**** Exercise input ****

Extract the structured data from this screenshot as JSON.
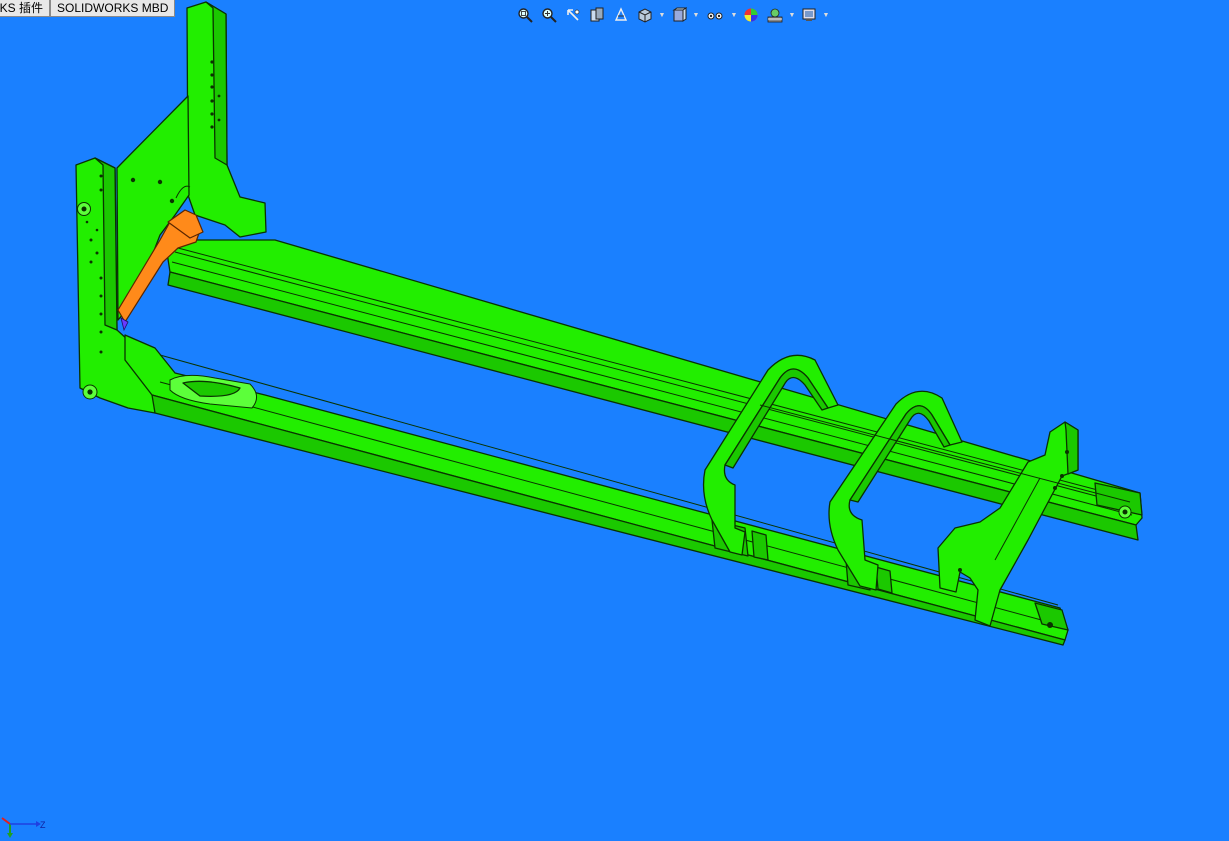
{
  "tabs": [
    {
      "label": "RKS 插件"
    },
    {
      "label": "SOLIDWORKS MBD"
    }
  ],
  "view_toolbar": {
    "buttons": [
      {
        "icon": "zoom-to-fit-icon",
        "has_dropdown": false
      },
      {
        "icon": "zoom-to-area-icon",
        "has_dropdown": false
      },
      {
        "icon": "previous-view-icon",
        "has_dropdown": false
      },
      {
        "icon": "section-view-icon",
        "has_dropdown": false
      },
      {
        "icon": "dynamic-annotation-views-icon",
        "has_dropdown": false
      },
      {
        "icon": "view-orientation-icon",
        "has_dropdown": true
      },
      {
        "icon": "display-style-icon",
        "has_dropdown": true
      },
      {
        "icon": "hide-show-items-icon",
        "has_dropdown": true
      },
      {
        "icon": "edit-appearance-icon",
        "has_dropdown": false
      },
      {
        "icon": "apply-scene-icon",
        "has_dropdown": true
      },
      {
        "icon": "view-settings-icon",
        "has_dropdown": true
      }
    ]
  },
  "graphics_area": {
    "background_color": "#1a80ff",
    "part_color": "#22ee00",
    "highlight_color": "#ff8a1a",
    "edge_color": "#0a3300"
  },
  "triad": {
    "x_axis_color": "#e02020",
    "y_axis_color": "#20a020",
    "z_axis_color": "#2040e0",
    "z_label": "Z"
  }
}
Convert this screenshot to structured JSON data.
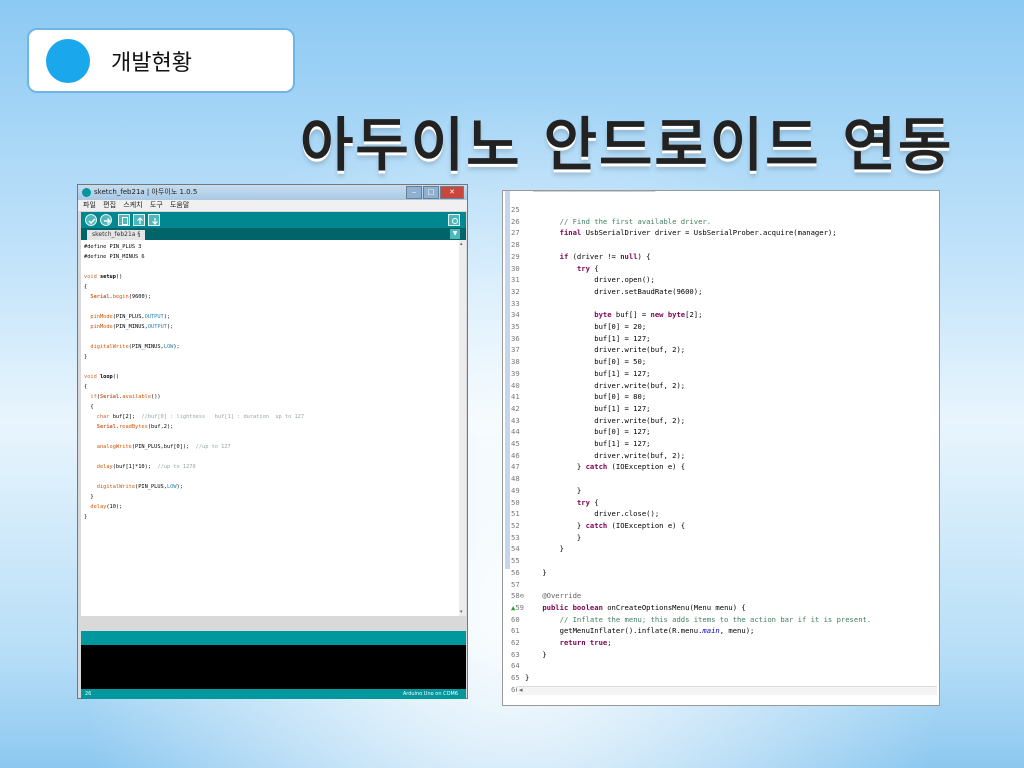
{
  "slide": {
    "badge_label": "개발현황",
    "title": "아두이노 안드로이드 연동"
  },
  "ide": {
    "window_title": "sketch_feb21a | 아두이노 1.0.5",
    "window_buttons": {
      "min": "‒",
      "max": "□",
      "close": "✕"
    },
    "menu": [
      "파일",
      "편집",
      "스케치",
      "도구",
      "도움말"
    ],
    "toolbar_icons": [
      "verify-icon",
      "upload-icon",
      "new-icon",
      "open-icon",
      "save-icon",
      "serial-monitor-icon"
    ],
    "tab": "sketch_feb21a §",
    "tab_menu": "▼",
    "status_line": "26",
    "status_board": "Arduino Uno on COM6",
    "colors": {
      "teal": "#00979d",
      "dark_teal": "#006468",
      "console": "#000000"
    }
  },
  "java": {
    "gutter_markers": {
      "58": "⊖",
      "59": "▲"
    },
    "lines": [
      {
        "n": "25",
        "t": ""
      },
      {
        "n": "26",
        "t": "        // Find the first available driver."
      },
      {
        "n": "27",
        "t": "        final UsbSerialDriver driver = UsbSerialProber.acquire(manager);"
      },
      {
        "n": "28",
        "t": ""
      },
      {
        "n": "29",
        "t": "        if (driver != null) {"
      },
      {
        "n": "30",
        "t": "            try {"
      },
      {
        "n": "31",
        "t": "                driver.open();"
      },
      {
        "n": "32",
        "t": "                driver.setBaudRate(9600);"
      },
      {
        "n": "33",
        "t": ""
      },
      {
        "n": "34",
        "t": "                byte buf[] = new byte[2];"
      },
      {
        "n": "35",
        "t": "                buf[0] = 20;"
      },
      {
        "n": "36",
        "t": "                buf[1] = 127;"
      },
      {
        "n": "37",
        "t": "                driver.write(buf, 2);"
      },
      {
        "n": "38",
        "t": "                buf[0] = 50;"
      },
      {
        "n": "39",
        "t": "                buf[1] = 127;"
      },
      {
        "n": "40",
        "t": "                driver.write(buf, 2);"
      },
      {
        "n": "41",
        "t": "                buf[0] = 80;"
      },
      {
        "n": "42",
        "t": "                buf[1] = 127;"
      },
      {
        "n": "43",
        "t": "                driver.write(buf, 2);"
      },
      {
        "n": "44",
        "t": "                buf[0] = 127;"
      },
      {
        "n": "45",
        "t": "                buf[1] = 127;"
      },
      {
        "n": "46",
        "t": "                driver.write(buf, 2);"
      },
      {
        "n": "47",
        "t": "            } catch (IOException e) {"
      },
      {
        "n": "48",
        "t": ""
      },
      {
        "n": "49",
        "t": "            }"
      },
      {
        "n": "50",
        "t": "            try {"
      },
      {
        "n": "51",
        "t": "                driver.close();"
      },
      {
        "n": "52",
        "t": "            } catch (IOException e) {"
      },
      {
        "n": "53",
        "t": "            }"
      },
      {
        "n": "54",
        "t": "        }"
      },
      {
        "n": "55",
        "t": ""
      },
      {
        "n": "56",
        "t": "    }"
      },
      {
        "n": "57",
        "t": ""
      },
      {
        "n": "58",
        "t": "    @Override"
      },
      {
        "n": "59",
        "t": "    public boolean onCreateOptionsMenu(Menu menu) {"
      },
      {
        "n": "60",
        "t": "        // Inflate the menu; this adds items to the action bar if it is present."
      },
      {
        "n": "61",
        "t": "        getMenuInflater().inflate(R.menu.main, menu);"
      },
      {
        "n": "62",
        "t": "        return true;"
      },
      {
        "n": "63",
        "t": "    }"
      },
      {
        "n": "64",
        "t": ""
      },
      {
        "n": "65",
        "t": "}"
      },
      {
        "n": "66",
        "t": ""
      }
    ],
    "hscroll_arrow": "◂"
  }
}
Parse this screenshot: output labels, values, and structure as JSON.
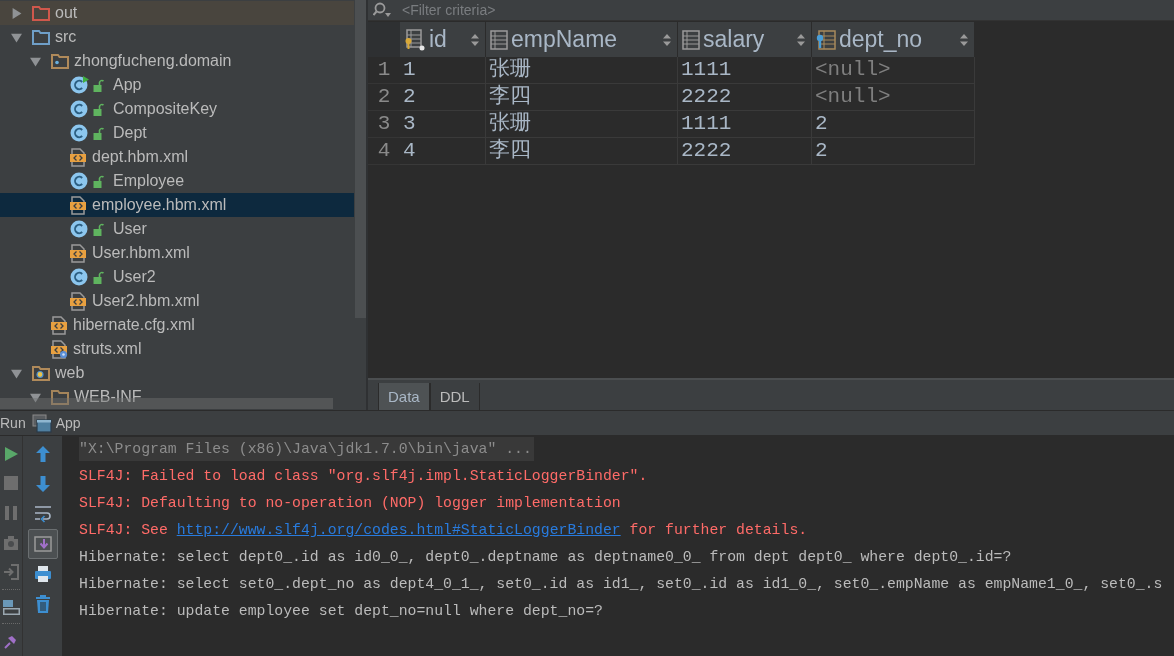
{
  "project_tree": {
    "items": [
      {
        "label": "out",
        "kind": "excluded-folder",
        "expanded": false,
        "selected": false
      },
      {
        "label": "src",
        "kind": "source-folder",
        "expanded": true,
        "selected": false,
        "children": [
          {
            "label": "zhongfucheng.domain",
            "kind": "package",
            "expanded": true,
            "selected": false,
            "children": [
              {
                "label": "App",
                "kind": "main-class",
                "selected": false
              },
              {
                "label": "CompositeKey",
                "kind": "class",
                "selected": false
              },
              {
                "label": "Dept",
                "kind": "class",
                "selected": false
              },
              {
                "label": "dept.hbm.xml",
                "kind": "xml",
                "selected": false
              },
              {
                "label": "Employee",
                "kind": "class",
                "selected": false
              },
              {
                "label": "employee.hbm.xml",
                "kind": "xml",
                "selected": true
              },
              {
                "label": "User",
                "kind": "class",
                "selected": false
              },
              {
                "label": "User.hbm.xml",
                "kind": "xml",
                "selected": false
              },
              {
                "label": "User2",
                "kind": "class",
                "selected": false
              },
              {
                "label": "User2.hbm.xml",
                "kind": "xml",
                "selected": false
              }
            ]
          },
          {
            "label": "hibernate.cfg.xml",
            "kind": "xml",
            "selected": false
          },
          {
            "label": "struts.xml",
            "kind": "struts-xml",
            "selected": false
          }
        ]
      },
      {
        "label": "web",
        "kind": "web-folder",
        "expanded": true,
        "selected": false,
        "children": [
          {
            "label": "WEB-INF",
            "kind": "folder",
            "expanded": true,
            "selected": false
          }
        ]
      }
    ]
  },
  "filter_bar": {
    "placeholder": "<Filter criteria>"
  },
  "table": {
    "columns": [
      {
        "name": "id",
        "kind": "primary-key"
      },
      {
        "name": "empName",
        "kind": "column"
      },
      {
        "name": "salary",
        "kind": "column"
      },
      {
        "name": "dept_no",
        "kind": "foreign-key"
      }
    ],
    "rows": [
      {
        "number": "1",
        "cells": [
          {
            "text": "1",
            "is_null": false
          },
          {
            "text": "张珊",
            "is_null": false
          },
          {
            "text": "1111",
            "is_null": false
          },
          {
            "text": "<null>",
            "is_null": true
          }
        ]
      },
      {
        "number": "2",
        "cells": [
          {
            "text": "2",
            "is_null": false
          },
          {
            "text": "李四",
            "is_null": false
          },
          {
            "text": "2222",
            "is_null": false
          },
          {
            "text": "<null>",
            "is_null": true
          }
        ]
      },
      {
        "number": "3",
        "cells": [
          {
            "text": "3",
            "is_null": false
          },
          {
            "text": "张珊",
            "is_null": false
          },
          {
            "text": "1111",
            "is_null": false
          },
          {
            "text": "2",
            "is_null": false
          }
        ]
      },
      {
        "number": "4",
        "cells": [
          {
            "text": "4",
            "is_null": false
          },
          {
            "text": "李四",
            "is_null": false
          },
          {
            "text": "2222",
            "is_null": false
          },
          {
            "text": "2",
            "is_null": false
          }
        ]
      }
    ]
  },
  "result_tabs": [
    {
      "label": "Data",
      "selected": true
    },
    {
      "label": "DDL",
      "selected": false
    }
  ],
  "run_panel": {
    "title": "Run",
    "config": "App",
    "actions": [
      {
        "disabled": false
      },
      {
        "disabled": true
      },
      {
        "disabled": true
      },
      {
        "disabled": true
      },
      {
        "disabled": true
      },
      {
        "disabled": false
      },
      {
        "disabled": false
      }
    ],
    "console_tools": [
      {
        "on": false
      },
      {
        "on": false
      },
      {
        "on": false
      },
      {
        "on": true
      },
      {
        "on": false
      },
      {
        "on": false
      }
    ],
    "lines": [
      {
        "kind": "command",
        "text": "\"X:\\Program Files (x86)\\Java\\jdk1.7.0\\bin\\java\" ..."
      },
      {
        "kind": "error",
        "text": "SLF4J: Failed to load class \"org.slf4j.impl.StaticLoggerBinder\"."
      },
      {
        "kind": "error",
        "text": "SLF4J: Defaulting to no-operation (NOP) logger implementation"
      },
      {
        "kind": "error",
        "text": "SLF4J: See ",
        "link": "http://www.slf4j.org/codes.html#StaticLoggerBinder",
        "after": " for further details."
      },
      {
        "kind": "info",
        "text": "Hibernate: select dept0_.id as id0_0_, dept0_.deptname as deptname0_0_ from dept dept0_ where dept0_.id=?"
      },
      {
        "kind": "info",
        "text": "Hibernate: select set0_.dept_no as dept4_0_1_, set0_.id as id1_, set0_.id as id1_0_, set0_.empName as empName1_0_, set0_.s"
      },
      {
        "kind": "info",
        "text": "Hibernate: update employee set dept_no=null where dept_no=?"
      }
    ]
  }
}
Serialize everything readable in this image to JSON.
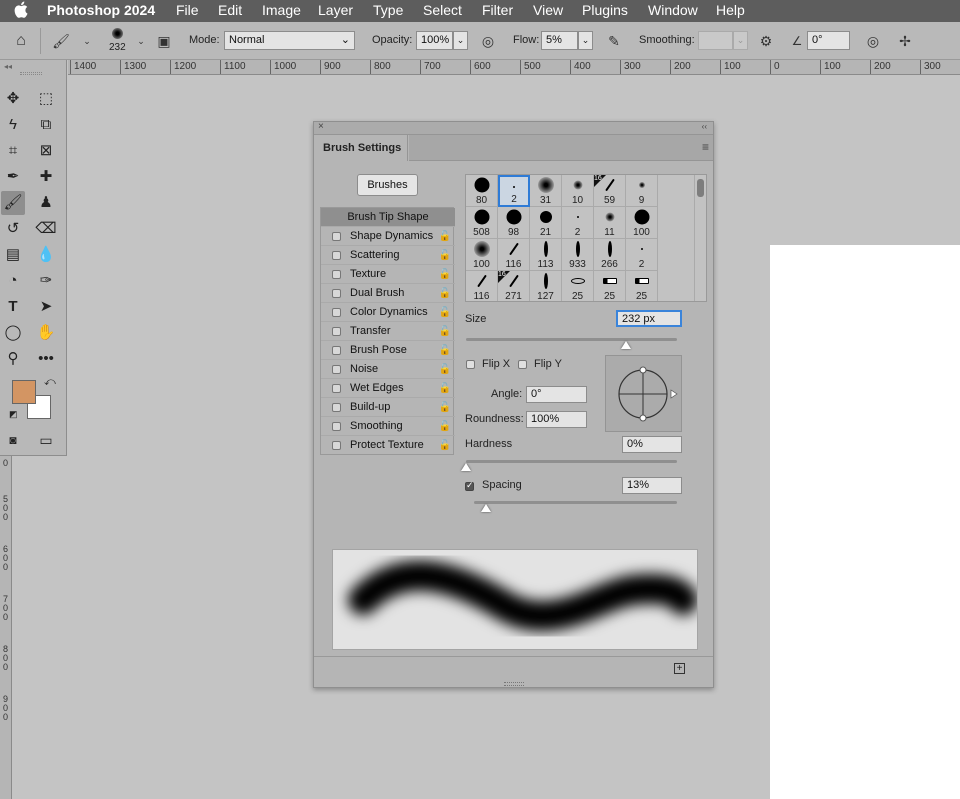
{
  "menubar": {
    "apple": "",
    "app_name": "Photoshop 2024",
    "items": [
      "File",
      "Edit",
      "Image",
      "Layer",
      "Type",
      "Select",
      "Filter",
      "View",
      "Plugins",
      "Window",
      "Help"
    ]
  },
  "options_bar": {
    "brush_size": "232",
    "mode_label": "Mode:",
    "mode_value": "Normal",
    "opacity_label": "Opacity:",
    "opacity_value": "100%",
    "flow_label": "Flow:",
    "flow_value": "5%",
    "smoothing_label": "Smoothing:",
    "smoothing_value": "",
    "angle_value": "0°"
  },
  "ruler_top": [
    "1400",
    "1300",
    "1200",
    "1100",
    "1000",
    "900",
    "800",
    "700",
    "600",
    "500",
    "400",
    "300",
    "200",
    "100",
    "0",
    "100",
    "200",
    "300"
  ],
  "ruler_left": [
    "0",
    "5 0 0",
    "6 0 0",
    "7 0 0",
    "8 0 0",
    "9 0 0"
  ],
  "colors": {
    "foreground": "#d39563",
    "background": "#ffffff",
    "selection_blue": "#2e7bd6"
  },
  "panel": {
    "title": "Brush Settings",
    "brushes_button": "Brushes",
    "options": [
      {
        "label": "Brush Tip Shape",
        "active": true
      },
      {
        "label": "Shape Dynamics"
      },
      {
        "label": "Scattering"
      },
      {
        "label": "Texture"
      },
      {
        "label": "Dual Brush"
      },
      {
        "label": "Color Dynamics"
      },
      {
        "label": "Transfer"
      },
      {
        "label": "Brush Pose"
      },
      {
        "label": "Noise"
      },
      {
        "label": "Wet Edges"
      },
      {
        "label": "Build-up"
      },
      {
        "label": "Smoothing"
      },
      {
        "label": "Protect Texture"
      }
    ],
    "brush_grid": [
      {
        "size": "80",
        "tip": "hard"
      },
      {
        "size": "2",
        "tip": "dot",
        "selected": true
      },
      {
        "size": "31",
        "tip": "soft"
      },
      {
        "size": "10",
        "tip": "soft"
      },
      {
        "size": "59",
        "tip": "stroke",
        "badge": "16"
      },
      {
        "size": "9",
        "tip": "soft"
      },
      {
        "size": "508",
        "tip": "hard"
      },
      {
        "size": "98",
        "tip": "hard"
      },
      {
        "size": "21",
        "tip": "hard"
      },
      {
        "size": "2",
        "tip": "dot"
      },
      {
        "size": "11",
        "tip": "soft"
      },
      {
        "size": "100",
        "tip": "hard"
      },
      {
        "size": "100",
        "tip": "soft"
      },
      {
        "size": "116",
        "tip": "stroke"
      },
      {
        "size": "113",
        "tip": "leaf"
      },
      {
        "size": "933",
        "tip": "leaf"
      },
      {
        "size": "266",
        "tip": "leaf"
      },
      {
        "size": "2",
        "tip": "dot"
      },
      {
        "size": "116",
        "tip": "stroke"
      },
      {
        "size": "271",
        "tip": "stroke",
        "badge": "16"
      },
      {
        "size": "127",
        "tip": "leaf"
      },
      {
        "size": "25",
        "tip": "eye"
      },
      {
        "size": "25",
        "tip": "rect"
      },
      {
        "size": "25",
        "tip": "rect"
      }
    ],
    "size_label": "Size",
    "size_value": "232 px",
    "size_fraction": 0.76,
    "flip_x_label": "Flip X",
    "flip_y_label": "Flip Y",
    "angle_label": "Angle:",
    "angle_value": "0°",
    "roundness_label": "Roundness:",
    "roundness_value": "100%",
    "hardness_label": "Hardness",
    "hardness_value": "0%",
    "hardness_fraction": 0,
    "spacing_label": "Spacing",
    "spacing_value": "13%",
    "spacing_fraction": 0.06
  }
}
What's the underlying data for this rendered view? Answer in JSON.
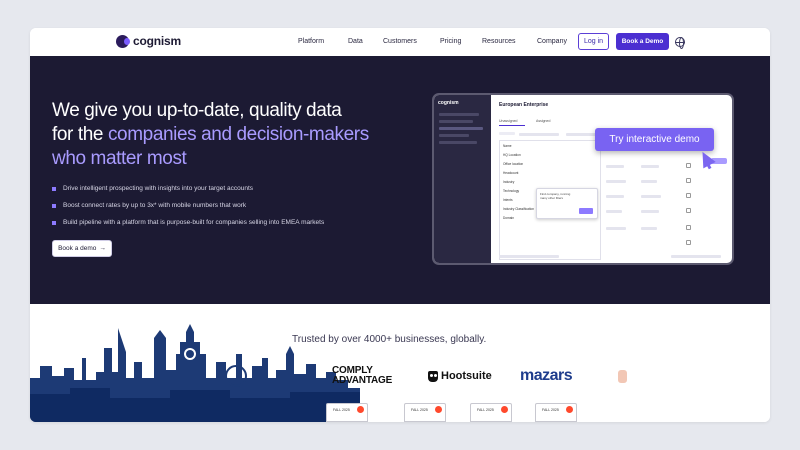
{
  "nav": {
    "brand": "cognism",
    "links": [
      "Platform",
      "Data",
      "Customers",
      "Pricing",
      "Resources",
      "Company"
    ],
    "login_label": "Log in",
    "book_label": "Book a Demo"
  },
  "hero": {
    "headline_1": "We give you up-to-date, quality data",
    "headline_2": "for the ",
    "headline_accent": "companies and decision-makers who matter most",
    "bullets": [
      "Drive intelligent prospecting with insights into your target accounts",
      "Boost connect rates by up to 3x* with mobile numbers that work",
      "Build pipeline with a platform that is purpose-built for companies selling into EMEA markets"
    ],
    "cta_label": "Book a demo",
    "cta_arrow": "→"
  },
  "mockup": {
    "brand": "cognism",
    "title": "European Enterprise",
    "tabs": [
      "Unassigned",
      "Assigned"
    ],
    "filter_items": [
      "Name",
      "HQ Location",
      "Office location",
      "Headcount",
      "Industry",
      "Technology",
      "Intents",
      "Industry Classification",
      "Domain"
    ],
    "tooltip": "Find company, running many other filters",
    "try_label": "Try interactive demo"
  },
  "trusted": {
    "text": "Trusted by over 4000+ businesses, globally.",
    "logos": {
      "comply_1": "COMPLY",
      "comply_2": "ADVANTAGE",
      "hootsuite": "Hootsuite",
      "mazars": "mazars"
    },
    "badge_label": "FALL 2025"
  },
  "colors": {
    "brand_purple": "#4b2fd1",
    "hero_bg": "#1c1a33",
    "accent_text": "#a99bff",
    "skyline": "#1d3a75"
  }
}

****

Task requirements
Determine how many lines include the word "driver" and report that number by itself.

Answer to this problem
10